TASK DESCRIPTION:
Please retype all the records below exactly as they read.

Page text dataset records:
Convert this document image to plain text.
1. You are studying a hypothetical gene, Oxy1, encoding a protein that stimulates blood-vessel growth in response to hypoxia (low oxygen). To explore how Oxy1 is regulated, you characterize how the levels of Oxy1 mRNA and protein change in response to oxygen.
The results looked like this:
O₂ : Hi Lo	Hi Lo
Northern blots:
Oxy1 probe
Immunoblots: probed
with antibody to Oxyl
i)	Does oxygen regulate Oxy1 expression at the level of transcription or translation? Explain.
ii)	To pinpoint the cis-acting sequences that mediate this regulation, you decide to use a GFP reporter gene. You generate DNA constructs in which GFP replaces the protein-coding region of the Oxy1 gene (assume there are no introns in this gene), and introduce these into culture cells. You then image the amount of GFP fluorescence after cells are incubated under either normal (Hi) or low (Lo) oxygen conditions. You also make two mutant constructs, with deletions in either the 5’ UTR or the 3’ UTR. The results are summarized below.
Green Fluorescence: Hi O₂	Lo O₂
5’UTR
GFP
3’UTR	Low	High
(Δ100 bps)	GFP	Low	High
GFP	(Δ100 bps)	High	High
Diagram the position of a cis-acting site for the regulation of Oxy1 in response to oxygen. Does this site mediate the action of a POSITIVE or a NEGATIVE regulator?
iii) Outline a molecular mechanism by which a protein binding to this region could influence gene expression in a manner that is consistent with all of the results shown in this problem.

ANSWER BOX:
Convert this document image to plain text.
1. You are studying a hypothetical gene, Oxy1, encoding a protein that stimulates blood-vessel growth in response to hypoxia (low oxygen). To explore how Oxy1 is regulated, you characterize how the levels of Oxy1 mRNA and protein change in response to oxygen.
The results looked like this:
O₂ : Hi Lo	Hi Lo
Northern blots:
Oxy1 probe
Immunoblots: probed
with antibody to Oxyl
i)	Does oxygen regulate Oxy1 expression at the level of transcription or translation? Explain.
ii)	To pinpoint the cis-acting sequences that mediate this regulation, you decide to use a GFP reporter gene. You generate DNA constructs in which GFP replaces the protein-coding region of the Oxy1 gene (assume there are no introns in this gene), and introduce these into culture cells. You then image the amount of GFP fluorescence after cells are incubated under either normal (Hi) or low (Lo) oxygen conditions. You also make two mutant constructs, with deletions in either the 5’ UTR or the 3’ UTR. The results are summarized below.
Green Fluorescence: Hi O₂	Lo O₂
5’UTR
GFP
3’UTR	Low	High
(Δ100 bps)	GFP	Low	High
GFP	(Δ100 bps)	High	High
Diagram the position of a cis-acting site for the regulation of Oxy1 in response to oxygen. Does this site mediate the action of a POSITIVE or a NEGATIVE regulator?
iii) Outline a molecular mechanism by which a protein binding to this region could influence gene expression in a manner that is consistent with all of the results shown in this problem.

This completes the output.